• _Raw records_
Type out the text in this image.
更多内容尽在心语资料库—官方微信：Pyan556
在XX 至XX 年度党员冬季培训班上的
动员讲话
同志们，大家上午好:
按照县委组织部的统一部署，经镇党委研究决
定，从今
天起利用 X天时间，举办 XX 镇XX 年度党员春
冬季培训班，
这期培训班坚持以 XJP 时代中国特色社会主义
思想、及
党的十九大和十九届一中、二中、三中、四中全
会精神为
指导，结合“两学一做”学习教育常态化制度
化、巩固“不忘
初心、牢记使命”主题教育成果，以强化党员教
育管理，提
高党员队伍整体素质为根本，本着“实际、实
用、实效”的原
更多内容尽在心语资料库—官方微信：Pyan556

• _What to work on_
Write out every entry word for word.

• _Finished task_
Type out the text in this image.
更多内容尽在心语资料库—官方微信：Pyan556
在XX 至XX 年度党员冬季培训班上的
动员讲话
同志们，大家上午好:
按照县委组织部的统一部署，经镇党委研究决
定，从今
天起利用 X天时间，举办 XX 镇XX 年度党员春
冬季培训班，
这期培训班坚持以 XJP 时代中国特色社会主义
思想、及
党的十九大和十九届一中、二中、三中、四中全
会精神为
指导，结合“两学一做”学习教育常态化制度
化、巩固“不忘
初心、牢记使命”主题教育成果，以强化党员教
育管理，提
高党员队伍整体素质为根本，本着“实际、实
用、实效”的原
更多内容尽在心语资料库—官方微信：Pyan556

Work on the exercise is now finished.